Give back a single number, the count of lines containing the word "travailleurs".

⟨

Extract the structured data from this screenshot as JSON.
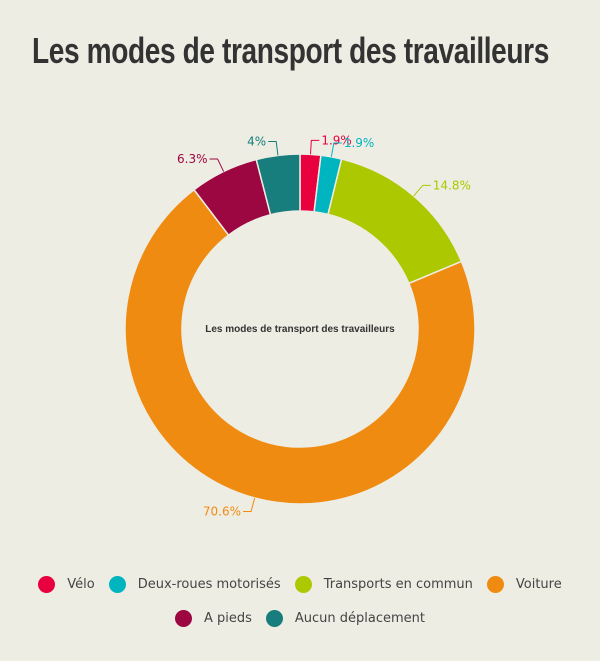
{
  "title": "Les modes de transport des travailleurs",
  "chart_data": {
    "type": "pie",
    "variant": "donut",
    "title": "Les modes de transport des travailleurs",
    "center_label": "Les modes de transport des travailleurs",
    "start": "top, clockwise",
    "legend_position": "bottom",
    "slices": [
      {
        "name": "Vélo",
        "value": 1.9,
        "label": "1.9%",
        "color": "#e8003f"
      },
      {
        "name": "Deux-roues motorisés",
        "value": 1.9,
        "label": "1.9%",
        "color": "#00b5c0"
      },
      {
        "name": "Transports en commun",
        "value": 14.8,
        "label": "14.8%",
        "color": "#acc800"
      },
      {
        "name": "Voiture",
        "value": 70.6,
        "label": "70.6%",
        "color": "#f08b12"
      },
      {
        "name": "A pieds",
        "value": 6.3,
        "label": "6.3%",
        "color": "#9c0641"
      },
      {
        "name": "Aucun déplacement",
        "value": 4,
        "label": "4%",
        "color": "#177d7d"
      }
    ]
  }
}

⟩

**Solved exercise**
3